>> begin AVAILABLE DATA
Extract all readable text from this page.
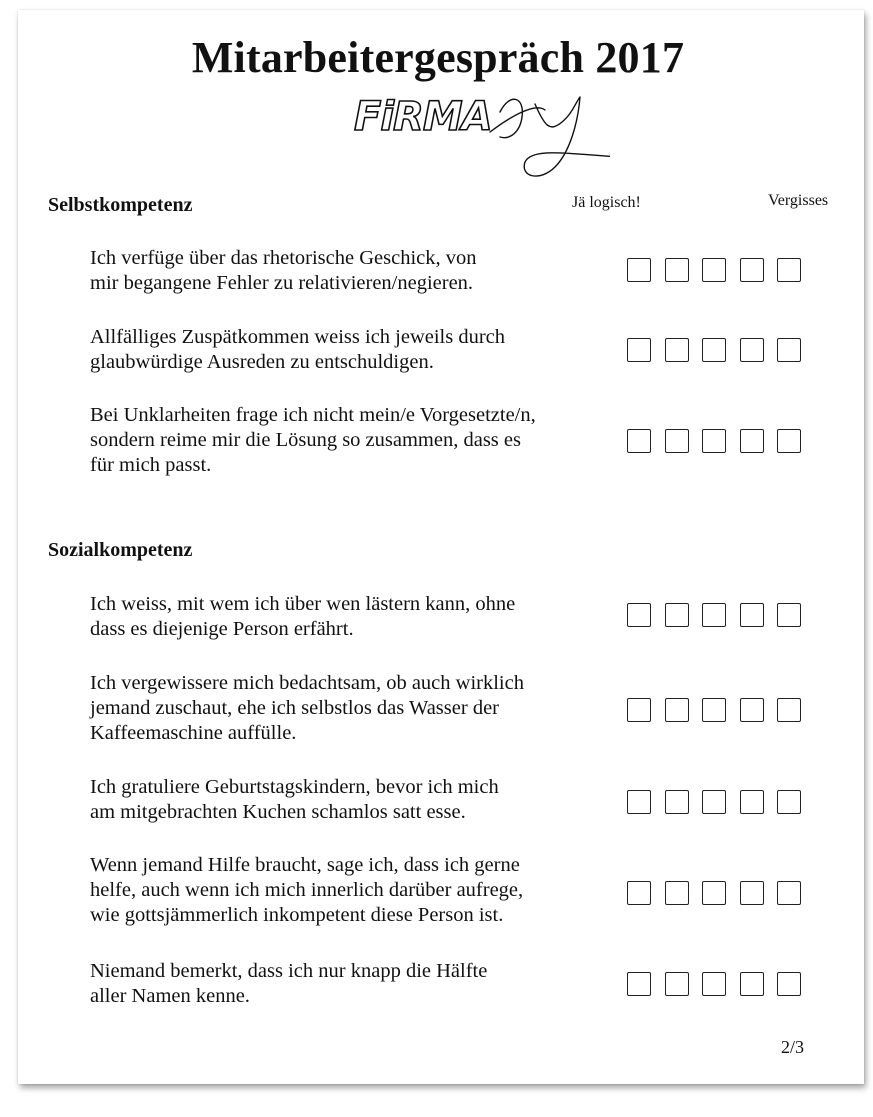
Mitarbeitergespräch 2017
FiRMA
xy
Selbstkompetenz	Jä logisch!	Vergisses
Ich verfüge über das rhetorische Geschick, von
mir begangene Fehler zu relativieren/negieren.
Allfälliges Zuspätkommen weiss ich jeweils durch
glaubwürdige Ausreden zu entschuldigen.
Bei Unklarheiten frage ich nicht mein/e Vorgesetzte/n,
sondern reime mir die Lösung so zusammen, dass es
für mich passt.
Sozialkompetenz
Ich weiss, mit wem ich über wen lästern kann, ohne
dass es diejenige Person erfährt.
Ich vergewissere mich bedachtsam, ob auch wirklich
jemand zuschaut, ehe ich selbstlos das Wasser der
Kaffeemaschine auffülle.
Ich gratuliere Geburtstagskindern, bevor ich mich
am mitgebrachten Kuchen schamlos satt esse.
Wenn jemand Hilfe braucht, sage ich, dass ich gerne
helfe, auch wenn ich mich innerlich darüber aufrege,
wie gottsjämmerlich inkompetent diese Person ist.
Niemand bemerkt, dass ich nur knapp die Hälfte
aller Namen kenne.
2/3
>> end AVAILABLE DATA
STATED TASK: Without including any pictures, output all the entries above exactly.

ANSWER TO THE TASK:
Extract all readable text from this page.
Mitarbeitergespräch 2017
FiRMA
xy
Selbstkompetenz	Jä logisch!	Vergisses
Ich verfüge über das rhetorische Geschick, von
mir begangene Fehler zu relativieren/negieren.
Allfälliges Zuspätkommen weiss ich jeweils durch
glaubwürdige Ausreden zu entschuldigen.
Bei Unklarheiten frage ich nicht mein/e Vorgesetzte/n,
sondern reime mir die Lösung so zusammen, dass es
für mich passt.
Sozialkompetenz
Ich weiss, mit wem ich über wen lästern kann, ohne
dass es diejenige Person erfährt.
Ich vergewissere mich bedachtsam, ob auch wirklich
jemand zuschaut, ehe ich selbstlos das Wasser der
Kaffeemaschine auffülle.
Ich gratuliere Geburtstagskindern, bevor ich mich
am mitgebrachten Kuchen schamlos satt esse.
Wenn jemand Hilfe braucht, sage ich, dass ich gerne
helfe, auch wenn ich mich innerlich darüber aufrege,
wie gottsjämmerlich inkompetent diese Person ist.
Niemand bemerkt, dass ich nur knapp die Hälfte
aller Namen kenne.
2/3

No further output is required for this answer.